*GIVEN RECORDS:*
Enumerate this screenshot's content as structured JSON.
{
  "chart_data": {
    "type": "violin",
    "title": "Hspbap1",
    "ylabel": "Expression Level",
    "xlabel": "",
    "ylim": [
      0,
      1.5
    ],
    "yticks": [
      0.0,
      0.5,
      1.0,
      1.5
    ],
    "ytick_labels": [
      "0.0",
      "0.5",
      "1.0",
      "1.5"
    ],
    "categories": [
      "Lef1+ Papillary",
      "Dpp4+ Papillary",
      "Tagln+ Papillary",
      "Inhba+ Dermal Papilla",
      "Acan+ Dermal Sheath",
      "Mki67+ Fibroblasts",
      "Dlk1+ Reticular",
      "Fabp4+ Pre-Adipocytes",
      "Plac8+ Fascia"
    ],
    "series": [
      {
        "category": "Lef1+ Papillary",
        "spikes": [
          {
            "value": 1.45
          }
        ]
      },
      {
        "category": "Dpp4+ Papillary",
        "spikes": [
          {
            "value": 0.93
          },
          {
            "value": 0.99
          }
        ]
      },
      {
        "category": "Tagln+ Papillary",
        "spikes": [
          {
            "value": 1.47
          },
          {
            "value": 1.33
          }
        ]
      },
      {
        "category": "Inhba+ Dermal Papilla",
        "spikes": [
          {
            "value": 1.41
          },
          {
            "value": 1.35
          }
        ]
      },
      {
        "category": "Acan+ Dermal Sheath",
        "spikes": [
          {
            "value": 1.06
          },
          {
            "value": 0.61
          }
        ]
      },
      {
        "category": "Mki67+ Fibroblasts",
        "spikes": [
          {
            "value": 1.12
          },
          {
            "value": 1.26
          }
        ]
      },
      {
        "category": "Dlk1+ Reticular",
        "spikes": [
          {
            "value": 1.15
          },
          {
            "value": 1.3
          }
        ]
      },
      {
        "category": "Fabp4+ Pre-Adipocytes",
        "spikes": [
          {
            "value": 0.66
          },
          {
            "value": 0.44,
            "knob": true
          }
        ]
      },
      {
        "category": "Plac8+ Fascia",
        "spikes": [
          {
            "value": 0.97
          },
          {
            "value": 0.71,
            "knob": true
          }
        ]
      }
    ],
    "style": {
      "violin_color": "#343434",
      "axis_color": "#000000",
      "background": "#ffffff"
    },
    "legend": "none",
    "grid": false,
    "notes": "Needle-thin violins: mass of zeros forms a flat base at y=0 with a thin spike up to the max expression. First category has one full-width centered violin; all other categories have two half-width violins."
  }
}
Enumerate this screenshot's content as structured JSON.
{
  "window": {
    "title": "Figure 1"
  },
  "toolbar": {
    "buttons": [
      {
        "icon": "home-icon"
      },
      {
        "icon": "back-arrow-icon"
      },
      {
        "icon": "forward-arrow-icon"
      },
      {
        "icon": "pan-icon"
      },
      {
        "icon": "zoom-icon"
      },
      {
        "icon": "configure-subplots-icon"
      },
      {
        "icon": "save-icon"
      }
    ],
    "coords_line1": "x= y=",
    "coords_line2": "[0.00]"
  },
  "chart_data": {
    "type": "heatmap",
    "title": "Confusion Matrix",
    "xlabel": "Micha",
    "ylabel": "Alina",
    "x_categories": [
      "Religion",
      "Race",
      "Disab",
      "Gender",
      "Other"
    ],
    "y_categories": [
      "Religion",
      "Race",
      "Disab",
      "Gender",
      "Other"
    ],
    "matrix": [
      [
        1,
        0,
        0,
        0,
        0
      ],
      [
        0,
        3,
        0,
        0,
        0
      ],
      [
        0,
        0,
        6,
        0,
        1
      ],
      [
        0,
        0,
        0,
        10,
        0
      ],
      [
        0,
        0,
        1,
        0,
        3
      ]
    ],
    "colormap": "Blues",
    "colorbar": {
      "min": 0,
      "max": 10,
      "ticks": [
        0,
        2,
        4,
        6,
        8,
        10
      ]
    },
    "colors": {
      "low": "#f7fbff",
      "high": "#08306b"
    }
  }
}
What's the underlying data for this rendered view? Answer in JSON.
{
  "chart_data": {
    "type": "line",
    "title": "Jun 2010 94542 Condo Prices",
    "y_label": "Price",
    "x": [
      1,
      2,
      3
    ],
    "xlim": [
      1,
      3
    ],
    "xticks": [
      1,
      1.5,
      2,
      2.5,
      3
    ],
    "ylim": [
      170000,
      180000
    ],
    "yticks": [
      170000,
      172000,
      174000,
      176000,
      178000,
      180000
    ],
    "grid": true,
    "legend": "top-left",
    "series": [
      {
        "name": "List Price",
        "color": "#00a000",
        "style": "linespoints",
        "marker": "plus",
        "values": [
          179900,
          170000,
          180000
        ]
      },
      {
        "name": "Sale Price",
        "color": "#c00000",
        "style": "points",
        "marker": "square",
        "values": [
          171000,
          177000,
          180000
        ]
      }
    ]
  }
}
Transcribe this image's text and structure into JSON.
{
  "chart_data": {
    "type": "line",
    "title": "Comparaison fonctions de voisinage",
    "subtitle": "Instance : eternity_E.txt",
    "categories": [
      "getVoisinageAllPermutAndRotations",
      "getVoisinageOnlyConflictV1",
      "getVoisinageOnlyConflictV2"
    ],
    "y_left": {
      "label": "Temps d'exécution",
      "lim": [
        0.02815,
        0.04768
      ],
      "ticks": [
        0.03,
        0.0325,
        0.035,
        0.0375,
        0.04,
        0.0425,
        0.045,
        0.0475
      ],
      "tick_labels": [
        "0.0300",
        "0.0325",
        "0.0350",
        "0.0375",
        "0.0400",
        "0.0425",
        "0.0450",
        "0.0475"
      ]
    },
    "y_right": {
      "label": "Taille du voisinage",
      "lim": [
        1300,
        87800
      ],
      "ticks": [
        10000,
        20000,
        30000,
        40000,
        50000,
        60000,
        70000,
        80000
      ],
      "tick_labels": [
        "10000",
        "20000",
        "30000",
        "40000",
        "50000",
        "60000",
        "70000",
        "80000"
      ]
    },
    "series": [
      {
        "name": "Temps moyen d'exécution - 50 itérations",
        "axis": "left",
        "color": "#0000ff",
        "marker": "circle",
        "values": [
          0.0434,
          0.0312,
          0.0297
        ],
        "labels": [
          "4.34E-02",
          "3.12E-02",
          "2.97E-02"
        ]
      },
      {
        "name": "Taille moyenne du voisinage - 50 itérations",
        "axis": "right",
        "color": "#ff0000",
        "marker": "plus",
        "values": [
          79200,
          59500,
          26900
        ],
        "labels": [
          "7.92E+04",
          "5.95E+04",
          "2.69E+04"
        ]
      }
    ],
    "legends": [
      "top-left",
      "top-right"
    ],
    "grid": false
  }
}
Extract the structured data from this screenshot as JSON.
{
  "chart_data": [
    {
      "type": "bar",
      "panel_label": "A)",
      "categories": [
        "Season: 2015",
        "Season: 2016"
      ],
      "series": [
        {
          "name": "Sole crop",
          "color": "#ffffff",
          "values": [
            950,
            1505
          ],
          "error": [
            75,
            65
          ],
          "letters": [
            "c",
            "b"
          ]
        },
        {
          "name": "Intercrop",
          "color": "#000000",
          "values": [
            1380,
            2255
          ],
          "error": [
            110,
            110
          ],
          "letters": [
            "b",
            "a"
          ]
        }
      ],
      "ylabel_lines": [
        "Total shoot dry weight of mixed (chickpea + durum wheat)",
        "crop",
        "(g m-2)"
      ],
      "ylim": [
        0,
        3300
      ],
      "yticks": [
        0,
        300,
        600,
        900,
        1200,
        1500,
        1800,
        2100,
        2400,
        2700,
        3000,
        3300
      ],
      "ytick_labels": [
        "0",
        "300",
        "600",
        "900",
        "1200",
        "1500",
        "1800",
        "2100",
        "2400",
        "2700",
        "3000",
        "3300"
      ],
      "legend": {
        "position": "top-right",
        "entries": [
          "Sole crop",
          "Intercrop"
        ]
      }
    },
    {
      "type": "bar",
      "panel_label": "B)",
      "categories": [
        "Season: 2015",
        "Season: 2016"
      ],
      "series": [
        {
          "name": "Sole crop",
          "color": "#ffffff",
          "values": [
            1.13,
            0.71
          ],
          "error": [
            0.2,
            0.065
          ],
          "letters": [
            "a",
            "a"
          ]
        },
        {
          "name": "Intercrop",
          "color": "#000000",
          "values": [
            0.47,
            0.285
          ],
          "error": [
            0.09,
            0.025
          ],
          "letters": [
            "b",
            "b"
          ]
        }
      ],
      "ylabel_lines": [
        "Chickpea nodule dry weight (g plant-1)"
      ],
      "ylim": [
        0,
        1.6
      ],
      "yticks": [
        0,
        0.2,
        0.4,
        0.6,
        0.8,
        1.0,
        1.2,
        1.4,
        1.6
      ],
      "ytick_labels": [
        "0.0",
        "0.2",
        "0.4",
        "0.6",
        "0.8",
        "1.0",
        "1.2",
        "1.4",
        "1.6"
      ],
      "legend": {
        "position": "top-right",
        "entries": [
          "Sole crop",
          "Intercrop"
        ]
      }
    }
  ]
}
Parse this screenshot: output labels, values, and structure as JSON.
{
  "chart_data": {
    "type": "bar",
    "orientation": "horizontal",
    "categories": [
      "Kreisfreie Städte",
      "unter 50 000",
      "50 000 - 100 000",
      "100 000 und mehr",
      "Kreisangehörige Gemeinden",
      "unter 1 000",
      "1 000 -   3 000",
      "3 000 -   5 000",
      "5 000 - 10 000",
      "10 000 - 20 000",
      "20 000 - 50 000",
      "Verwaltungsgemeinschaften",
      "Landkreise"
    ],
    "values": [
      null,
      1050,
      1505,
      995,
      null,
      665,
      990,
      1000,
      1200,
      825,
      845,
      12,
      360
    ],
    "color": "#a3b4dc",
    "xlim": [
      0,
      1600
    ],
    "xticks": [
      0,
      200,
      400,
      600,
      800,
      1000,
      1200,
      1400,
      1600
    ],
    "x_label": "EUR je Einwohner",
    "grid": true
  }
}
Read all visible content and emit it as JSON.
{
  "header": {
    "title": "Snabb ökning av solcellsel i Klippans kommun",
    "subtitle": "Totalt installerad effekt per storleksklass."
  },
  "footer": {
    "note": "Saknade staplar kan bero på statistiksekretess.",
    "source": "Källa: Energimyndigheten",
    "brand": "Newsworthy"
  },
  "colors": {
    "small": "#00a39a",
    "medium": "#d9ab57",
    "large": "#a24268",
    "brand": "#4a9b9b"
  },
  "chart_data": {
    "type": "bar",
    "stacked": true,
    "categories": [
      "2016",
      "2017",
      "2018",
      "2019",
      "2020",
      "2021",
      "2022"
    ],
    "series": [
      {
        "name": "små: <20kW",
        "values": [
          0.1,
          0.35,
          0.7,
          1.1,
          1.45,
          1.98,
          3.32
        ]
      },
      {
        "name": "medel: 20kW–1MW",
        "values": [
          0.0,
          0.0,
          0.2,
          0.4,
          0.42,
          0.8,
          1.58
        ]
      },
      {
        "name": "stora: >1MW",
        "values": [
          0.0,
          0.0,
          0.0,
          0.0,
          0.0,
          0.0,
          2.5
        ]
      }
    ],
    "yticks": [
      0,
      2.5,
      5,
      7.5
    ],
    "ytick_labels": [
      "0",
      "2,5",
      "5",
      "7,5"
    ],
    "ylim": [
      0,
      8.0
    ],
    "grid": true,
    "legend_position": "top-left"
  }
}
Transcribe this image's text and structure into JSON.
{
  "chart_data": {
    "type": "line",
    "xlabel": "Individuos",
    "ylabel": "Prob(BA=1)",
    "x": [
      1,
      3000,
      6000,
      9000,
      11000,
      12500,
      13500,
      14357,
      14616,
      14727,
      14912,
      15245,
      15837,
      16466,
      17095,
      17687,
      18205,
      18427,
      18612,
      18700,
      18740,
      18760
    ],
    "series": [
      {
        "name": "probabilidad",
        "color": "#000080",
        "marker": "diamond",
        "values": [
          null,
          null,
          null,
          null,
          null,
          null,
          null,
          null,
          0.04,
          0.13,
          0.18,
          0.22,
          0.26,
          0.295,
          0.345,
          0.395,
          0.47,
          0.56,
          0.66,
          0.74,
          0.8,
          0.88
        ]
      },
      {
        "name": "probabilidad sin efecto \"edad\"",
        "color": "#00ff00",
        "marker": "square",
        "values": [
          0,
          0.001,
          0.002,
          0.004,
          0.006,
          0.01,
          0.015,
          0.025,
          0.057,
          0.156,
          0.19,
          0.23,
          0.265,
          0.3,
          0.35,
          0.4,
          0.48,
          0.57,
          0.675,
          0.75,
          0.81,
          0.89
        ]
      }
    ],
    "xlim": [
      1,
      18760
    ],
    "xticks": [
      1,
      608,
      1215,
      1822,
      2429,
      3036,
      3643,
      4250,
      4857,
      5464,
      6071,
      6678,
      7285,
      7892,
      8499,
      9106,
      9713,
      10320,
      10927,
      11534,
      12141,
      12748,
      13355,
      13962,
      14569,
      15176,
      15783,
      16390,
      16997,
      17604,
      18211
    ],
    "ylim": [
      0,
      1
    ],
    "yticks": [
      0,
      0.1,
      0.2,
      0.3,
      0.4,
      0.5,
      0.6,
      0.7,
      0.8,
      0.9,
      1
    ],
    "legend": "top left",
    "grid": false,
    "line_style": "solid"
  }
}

*WHAT IS EXPECTED:*
Which lines hold the word "subtitle"? Return all of them from the records above.

*SOLUTION TO THIS PROBLEM:*
    "subtitle": "Instance : eternity_E.txt",
    "subtitle": "Totalt installerad effekt per storleksklass."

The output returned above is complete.